PROVIDED ENTRIES
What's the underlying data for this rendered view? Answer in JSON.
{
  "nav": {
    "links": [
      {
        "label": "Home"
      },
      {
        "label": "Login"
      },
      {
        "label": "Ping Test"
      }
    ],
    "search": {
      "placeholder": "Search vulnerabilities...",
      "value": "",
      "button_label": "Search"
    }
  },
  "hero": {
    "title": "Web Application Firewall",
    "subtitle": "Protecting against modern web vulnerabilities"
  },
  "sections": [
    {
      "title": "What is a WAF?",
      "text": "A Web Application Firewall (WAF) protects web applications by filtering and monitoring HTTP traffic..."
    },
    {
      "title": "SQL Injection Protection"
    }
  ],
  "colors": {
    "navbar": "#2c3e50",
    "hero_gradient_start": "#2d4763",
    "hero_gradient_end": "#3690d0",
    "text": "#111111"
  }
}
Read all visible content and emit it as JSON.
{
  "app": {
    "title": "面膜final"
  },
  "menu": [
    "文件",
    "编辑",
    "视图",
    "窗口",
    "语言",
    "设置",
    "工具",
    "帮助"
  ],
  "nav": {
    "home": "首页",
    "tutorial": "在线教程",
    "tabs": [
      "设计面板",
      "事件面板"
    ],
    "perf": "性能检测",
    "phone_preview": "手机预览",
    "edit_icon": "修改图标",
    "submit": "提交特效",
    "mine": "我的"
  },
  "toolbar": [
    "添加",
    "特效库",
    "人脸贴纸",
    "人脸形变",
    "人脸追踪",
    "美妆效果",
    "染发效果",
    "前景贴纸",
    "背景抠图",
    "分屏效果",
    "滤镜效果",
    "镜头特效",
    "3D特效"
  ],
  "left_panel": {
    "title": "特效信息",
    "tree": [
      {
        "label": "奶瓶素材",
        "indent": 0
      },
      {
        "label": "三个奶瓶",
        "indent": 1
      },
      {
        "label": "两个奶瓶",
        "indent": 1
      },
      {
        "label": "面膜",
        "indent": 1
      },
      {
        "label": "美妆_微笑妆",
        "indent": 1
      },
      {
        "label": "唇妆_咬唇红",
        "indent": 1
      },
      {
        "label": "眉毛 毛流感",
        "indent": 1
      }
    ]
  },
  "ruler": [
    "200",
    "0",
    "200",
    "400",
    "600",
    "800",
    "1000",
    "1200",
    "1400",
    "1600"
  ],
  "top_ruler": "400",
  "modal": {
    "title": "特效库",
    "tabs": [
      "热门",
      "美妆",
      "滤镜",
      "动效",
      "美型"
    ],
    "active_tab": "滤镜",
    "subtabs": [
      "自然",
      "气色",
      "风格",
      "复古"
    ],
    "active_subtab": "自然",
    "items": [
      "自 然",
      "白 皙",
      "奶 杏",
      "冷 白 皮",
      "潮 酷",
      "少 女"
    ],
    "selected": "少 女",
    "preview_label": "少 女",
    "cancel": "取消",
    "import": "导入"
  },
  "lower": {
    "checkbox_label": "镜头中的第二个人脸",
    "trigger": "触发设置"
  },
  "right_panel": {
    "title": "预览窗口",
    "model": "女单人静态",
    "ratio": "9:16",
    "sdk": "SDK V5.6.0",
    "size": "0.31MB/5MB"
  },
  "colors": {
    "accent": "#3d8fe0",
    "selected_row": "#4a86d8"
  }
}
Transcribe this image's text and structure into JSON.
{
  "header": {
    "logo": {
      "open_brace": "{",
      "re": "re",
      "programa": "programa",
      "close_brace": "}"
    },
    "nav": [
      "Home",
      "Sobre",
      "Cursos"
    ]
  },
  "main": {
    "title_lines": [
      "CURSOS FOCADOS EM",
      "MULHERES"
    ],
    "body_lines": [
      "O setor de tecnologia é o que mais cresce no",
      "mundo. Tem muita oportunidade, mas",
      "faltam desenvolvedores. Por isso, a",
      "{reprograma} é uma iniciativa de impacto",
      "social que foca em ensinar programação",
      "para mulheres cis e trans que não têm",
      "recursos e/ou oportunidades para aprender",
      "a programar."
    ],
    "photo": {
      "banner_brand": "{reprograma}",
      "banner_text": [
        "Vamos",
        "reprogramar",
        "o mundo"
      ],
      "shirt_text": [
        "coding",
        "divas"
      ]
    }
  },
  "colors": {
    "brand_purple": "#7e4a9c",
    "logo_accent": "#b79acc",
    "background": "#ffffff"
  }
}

WHAT YOU NEED TO DO
Quote the listing in full, please, keeping every line exact.

COMPLETED EXERCISE
What's the underlying data for this rendered view? Answer in JSON.
{
  "nav": {
    "links": [
      {
        "label": "Home"
      },
      {
        "label": "Login"
      },
      {
        "label": "Ping Test"
      }
    ],
    "search": {
      "placeholder": "Search vulnerabilities...",
      "value": "",
      "button_label": "Search"
    }
  },
  "hero": {
    "title": "Web Application Firewall",
    "subtitle": "Protecting against modern web vulnerabilities"
  },
  "sections": [
    {
      "title": "What is a WAF?",
      "text": "A Web Application Firewall (WAF) protects web applications by filtering and monitoring HTTP traffic..."
    },
    {
      "title": "SQL Injection Protection"
    }
  ],
  "colors": {
    "navbar": "#2c3e50",
    "hero_gradient_start": "#2d4763",
    "hero_gradient_end": "#3690d0",
    "text": "#111111"
  }
}
Read all visible content and emit it as JSON.
{
  "app": {
    "title": "面膜final"
  },
  "menu": [
    "文件",
    "编辑",
    "视图",
    "窗口",
    "语言",
    "设置",
    "工具",
    "帮助"
  ],
  "nav": {
    "home": "首页",
    "tutorial": "在线教程",
    "tabs": [
      "设计面板",
      "事件面板"
    ],
    "perf": "性能检测",
    "phone_preview": "手机预览",
    "edit_icon": "修改图标",
    "submit": "提交特效",
    "mine": "我的"
  },
  "toolbar": [
    "添加",
    "特效库",
    "人脸贴纸",
    "人脸形变",
    "人脸追踪",
    "美妆效果",
    "染发效果",
    "前景贴纸",
    "背景抠图",
    "分屏效果",
    "滤镜效果",
    "镜头特效",
    "3D特效"
  ],
  "left_panel": {
    "title": "特效信息",
    "tree": [
      {
        "label": "奶瓶素材",
        "indent": 0
      },
      {
        "label": "三个奶瓶",
        "indent": 1
      },
      {
        "label": "两个奶瓶",
        "indent": 1
      },
      {
        "label": "面膜",
        "indent": 1
      },
      {
        "label": "美妆_微笑妆",
        "indent": 1
      },
      {
        "label": "唇妆_咬唇红",
        "indent": 1
      },
      {
        "label": "眉毛 毛流感",
        "indent": 1
      }
    ]
  },
  "ruler": [
    "200",
    "0",
    "200",
    "400",
    "600",
    "800",
    "1000",
    "1200",
    "1400",
    "1600"
  ],
  "top_ruler": "400",
  "modal": {
    "title": "特效库",
    "tabs": [
      "热门",
      "美妆",
      "滤镜",
      "动效",
      "美型"
    ],
    "active_tab": "滤镜",
    "subtabs": [
      "自然",
      "气色",
      "风格",
      "复古"
    ],
    "active_subtab": "自然",
    "items": [
      "自 然",
      "白 皙",
      "奶 杏",
      "冷 白 皮",
      "潮 酷",
      "少 女"
    ],
    "selected": "少 女",
    "preview_label": "少 女",
    "cancel": "取消",
    "import": "导入"
  },
  "lower": {
    "checkbox_label": "镜头中的第二个人脸",
    "trigger": "触发设置"
  },
  "right_panel": {
    "title": "预览窗口",
    "model": "女单人静态",
    "ratio": "9:16",
    "sdk": "SDK V5.6.0",
    "size": "0.31MB/5MB"
  },
  "colors": {
    "accent": "#3d8fe0",
    "selected_row": "#4a86d8"
  }
}
Transcribe this image's text and structure into JSON.
{
  "header": {
    "logo": {
      "open_brace": "{",
      "re": "re",
      "programa": "programa",
      "close_brace": "}"
    },
    "nav": [
      "Home",
      "Sobre",
      "Cursos"
    ]
  },
  "main": {
    "title_lines": [
      "CURSOS FOCADOS EM",
      "MULHERES"
    ],
    "body_lines": [
      "O setor de tecnologia é o que mais cresce no",
      "mundo. Tem muita oportunidade, mas",
      "faltam desenvolvedores. Por isso, a",
      "{reprograma} é uma iniciativa de impacto",
      "social que foca em ensinar programação",
      "para mulheres cis e trans que não têm",
      "recursos e/ou oportunidades para aprender",
      "a programar."
    ],
    "photo": {
      "banner_brand": "{reprograma}",
      "banner_text": [
        "Vamos",
        "reprogramar",
        "o mundo"
      ],
      "shirt_text": [
        "coding",
        "divas"
      ]
    }
  },
  "colors": {
    "brand_purple": "#7e4a9c",
    "logo_accent": "#b79acc",
    "background": "#ffffff"
  }
}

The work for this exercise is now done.